- Task objective
Return each line of the data below exactly, omitting any pictures.

- Records provided
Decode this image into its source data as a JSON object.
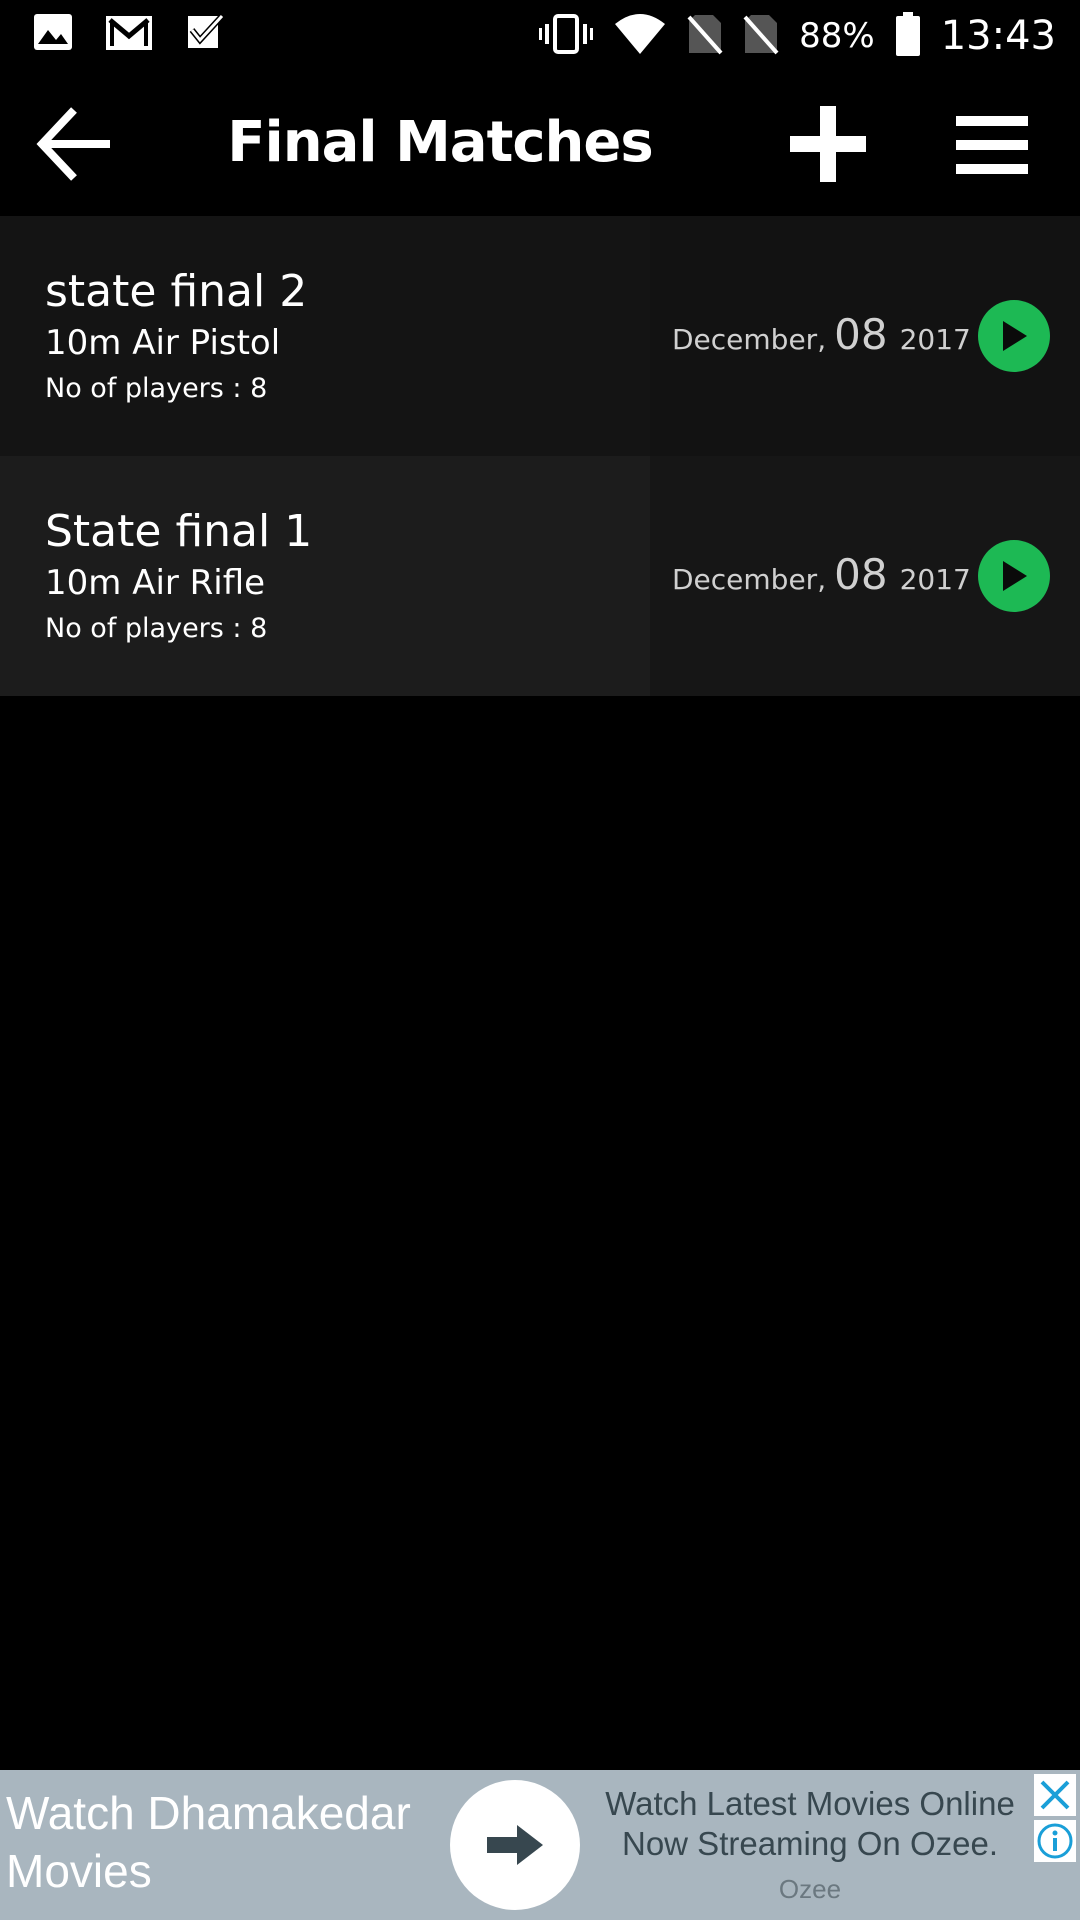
{
  "status_bar": {
    "left_icons": [
      "image-icon",
      "gmail-icon",
      "tasks-check-icon"
    ],
    "right_icons": [
      "vibrate-icon",
      "wifi-icon",
      "no-sim-icon",
      "no-sim-icon",
      "battery-icon"
    ],
    "battery": "88%",
    "time": "13:43"
  },
  "toolbar": {
    "title": "Final Matches",
    "back_icon": "arrow-left-icon",
    "add_icon": "plus-icon",
    "menu_icon": "hamburger-menu-icon"
  },
  "matches": [
    {
      "name": "state final 2",
      "event": "10m Air Pistol",
      "players": "No of players : 8",
      "month": "December,",
      "day": "08",
      "year": "2017",
      "action_icon": "play-icon"
    },
    {
      "name": "State final 1",
      "event": "10m Air Rifle",
      "players": "No of players : 8",
      "month": "December,",
      "day": "08",
      "year": "2017",
      "action_icon": "play-icon"
    }
  ],
  "ad": {
    "headline": "Watch Dhamakedar Movies",
    "body": "Watch Latest Movies Online Now Streaming On Ozee.",
    "brand": "Ozee",
    "cta_icon": "arrow-right-icon",
    "close_icon": "close-icon",
    "info_icon": "info-icon"
  },
  "colors": {
    "background": "#000000",
    "row_a": "#141414",
    "row_b": "#1c1c1c",
    "play_green": "#1db954",
    "ad_background": "#a9b6bf",
    "ad_accent": "#1a9fd8"
  }
}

- Result
Decode this image into its source data as a JSON object.
{
  "status_bar": {
    "left_icons": [
      "image-icon",
      "gmail-icon",
      "tasks-check-icon"
    ],
    "right_icons": [
      "vibrate-icon",
      "wifi-icon",
      "no-sim-icon",
      "no-sim-icon",
      "battery-icon"
    ],
    "battery": "88%",
    "time": "13:43"
  },
  "toolbar": {
    "title": "Final Matches",
    "back_icon": "arrow-left-icon",
    "add_icon": "plus-icon",
    "menu_icon": "hamburger-menu-icon"
  },
  "matches": [
    {
      "name": "state final 2",
      "event": "10m Air Pistol",
      "players": "No of players : 8",
      "month": "December,",
      "day": "08",
      "year": "2017",
      "action_icon": "play-icon"
    },
    {
      "name": "State final 1",
      "event": "10m Air Rifle",
      "players": "No of players : 8",
      "month": "December,",
      "day": "08",
      "year": "2017",
      "action_icon": "play-icon"
    }
  ],
  "ad": {
    "headline": "Watch Dhamakedar Movies",
    "body": "Watch Latest Movies Online Now Streaming On Ozee.",
    "brand": "Ozee",
    "cta_icon": "arrow-right-icon",
    "close_icon": "close-icon",
    "info_icon": "info-icon"
  },
  "colors": {
    "background": "#000000",
    "row_a": "#141414",
    "row_b": "#1c1c1c",
    "play_green": "#1db954",
    "ad_background": "#a9b6bf",
    "ad_accent": "#1a9fd8"
  }
}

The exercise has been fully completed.